# [STATED EXERCISE]
Go through the data below and gather each line containing "name".

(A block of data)
*-*-*
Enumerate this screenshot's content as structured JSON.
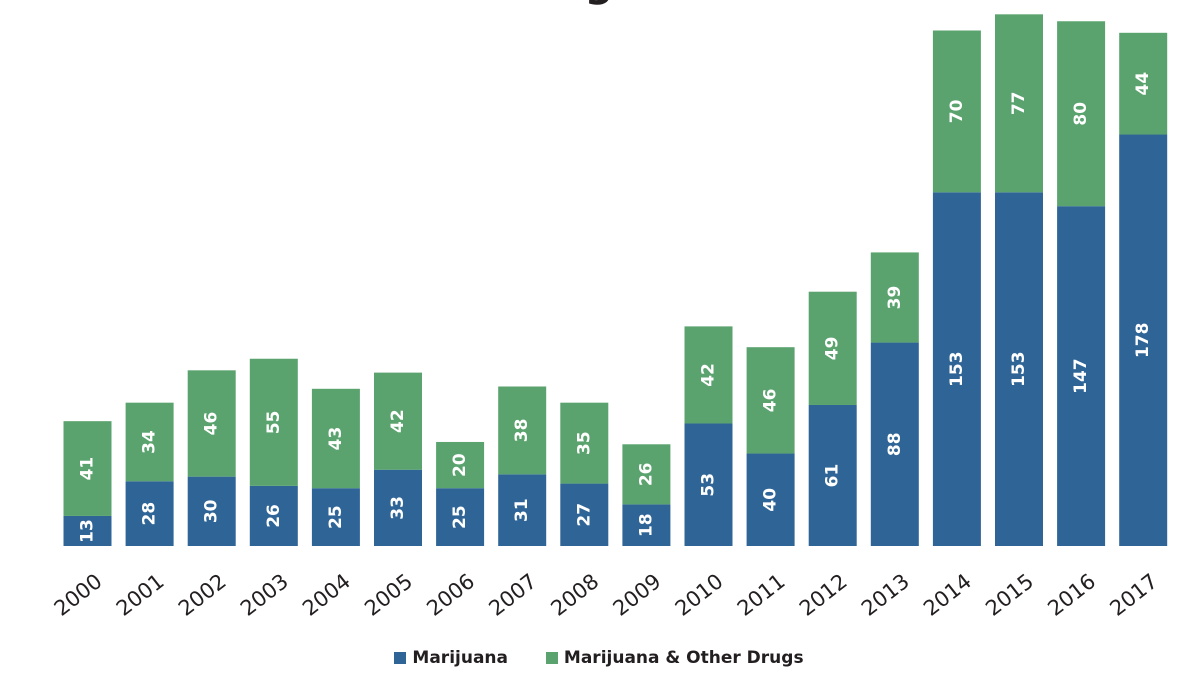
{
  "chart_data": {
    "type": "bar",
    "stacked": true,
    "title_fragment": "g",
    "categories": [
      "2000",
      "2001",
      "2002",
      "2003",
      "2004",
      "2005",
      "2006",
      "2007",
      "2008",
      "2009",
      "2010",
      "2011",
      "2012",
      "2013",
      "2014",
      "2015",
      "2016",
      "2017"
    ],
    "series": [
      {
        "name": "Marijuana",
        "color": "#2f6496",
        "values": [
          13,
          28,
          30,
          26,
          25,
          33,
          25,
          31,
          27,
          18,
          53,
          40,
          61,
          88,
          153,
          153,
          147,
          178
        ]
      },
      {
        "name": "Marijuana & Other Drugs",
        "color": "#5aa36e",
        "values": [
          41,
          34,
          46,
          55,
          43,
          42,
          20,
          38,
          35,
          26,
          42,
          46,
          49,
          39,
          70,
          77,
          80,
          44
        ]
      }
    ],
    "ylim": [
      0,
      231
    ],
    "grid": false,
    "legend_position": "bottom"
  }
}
*-*-*
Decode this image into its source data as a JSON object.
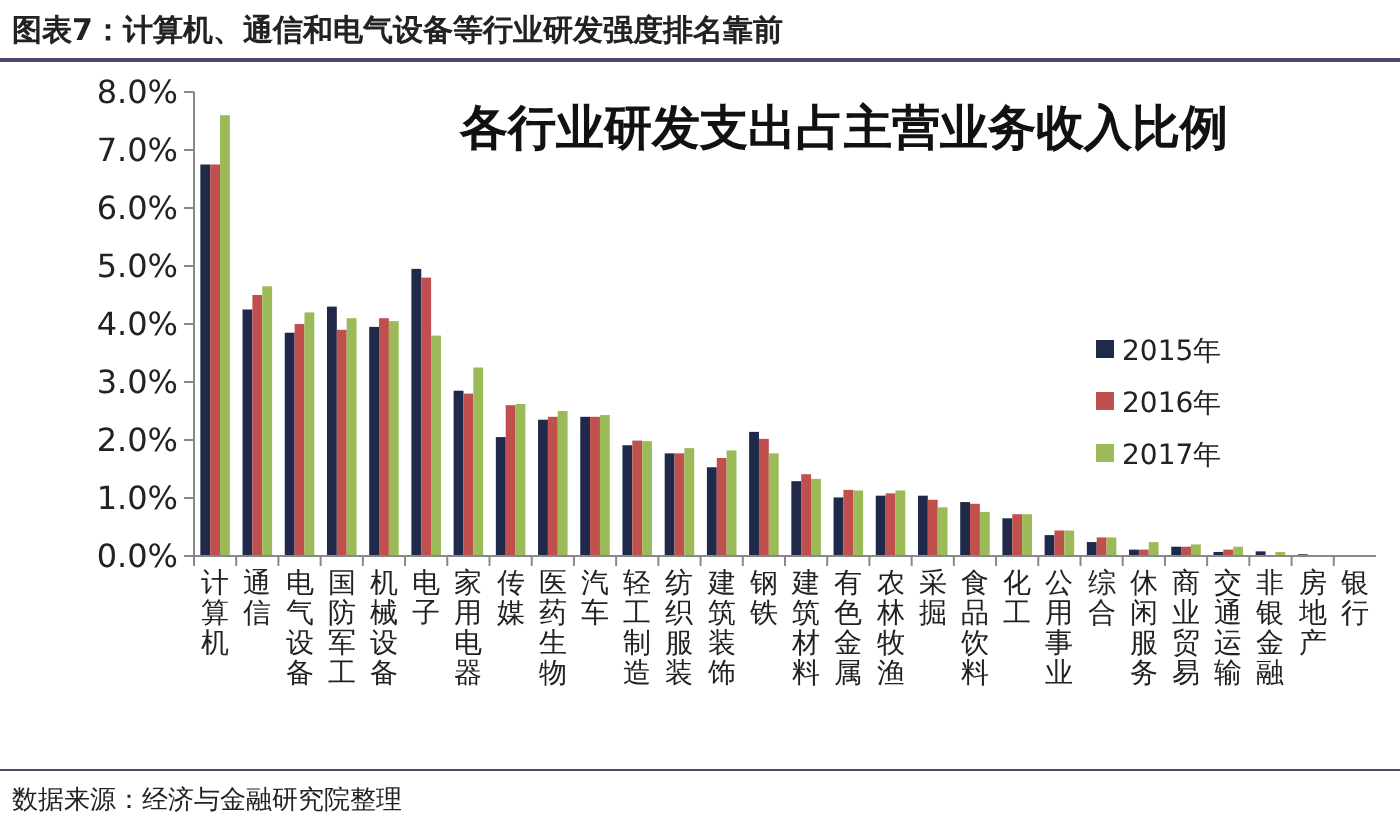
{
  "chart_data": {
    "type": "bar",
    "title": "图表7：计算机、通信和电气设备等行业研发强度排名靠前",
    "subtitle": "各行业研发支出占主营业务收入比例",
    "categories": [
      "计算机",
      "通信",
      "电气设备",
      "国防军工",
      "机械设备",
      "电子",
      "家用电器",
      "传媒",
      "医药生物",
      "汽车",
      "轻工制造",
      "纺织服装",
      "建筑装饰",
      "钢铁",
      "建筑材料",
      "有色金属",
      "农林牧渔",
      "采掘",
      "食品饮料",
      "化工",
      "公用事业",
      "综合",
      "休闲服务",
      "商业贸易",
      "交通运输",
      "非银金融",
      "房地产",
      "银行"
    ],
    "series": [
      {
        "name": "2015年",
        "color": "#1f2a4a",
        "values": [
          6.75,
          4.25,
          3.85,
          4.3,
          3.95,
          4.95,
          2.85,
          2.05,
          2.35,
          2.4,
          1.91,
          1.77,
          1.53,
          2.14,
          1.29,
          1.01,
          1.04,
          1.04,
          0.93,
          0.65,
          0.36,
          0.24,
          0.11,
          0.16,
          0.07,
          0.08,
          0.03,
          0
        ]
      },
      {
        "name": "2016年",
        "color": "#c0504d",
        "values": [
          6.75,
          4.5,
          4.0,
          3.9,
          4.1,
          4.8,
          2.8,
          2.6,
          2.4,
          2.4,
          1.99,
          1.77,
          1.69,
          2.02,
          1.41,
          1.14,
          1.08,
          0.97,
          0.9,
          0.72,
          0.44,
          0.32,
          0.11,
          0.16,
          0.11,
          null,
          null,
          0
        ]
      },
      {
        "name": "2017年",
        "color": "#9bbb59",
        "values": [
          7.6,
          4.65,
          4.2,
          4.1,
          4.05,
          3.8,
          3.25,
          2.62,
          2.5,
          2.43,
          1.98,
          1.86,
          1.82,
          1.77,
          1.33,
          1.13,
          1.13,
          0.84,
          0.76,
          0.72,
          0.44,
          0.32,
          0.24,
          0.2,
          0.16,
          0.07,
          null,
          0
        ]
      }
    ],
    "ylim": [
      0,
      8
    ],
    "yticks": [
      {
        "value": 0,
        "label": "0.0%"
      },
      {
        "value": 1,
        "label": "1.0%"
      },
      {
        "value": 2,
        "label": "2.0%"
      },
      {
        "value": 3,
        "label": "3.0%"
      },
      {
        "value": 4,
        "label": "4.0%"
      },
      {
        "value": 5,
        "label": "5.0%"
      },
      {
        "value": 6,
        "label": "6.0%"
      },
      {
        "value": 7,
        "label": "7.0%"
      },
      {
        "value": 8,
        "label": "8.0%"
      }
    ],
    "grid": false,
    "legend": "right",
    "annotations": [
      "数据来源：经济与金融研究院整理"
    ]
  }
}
*-*-*
# [IN RESPONSE]
        "name": "Marijuana",
        "name": "Marijuana & Other Drugs",
        "name": "2015年",
        "name": "2016年",
        "name": "2017年",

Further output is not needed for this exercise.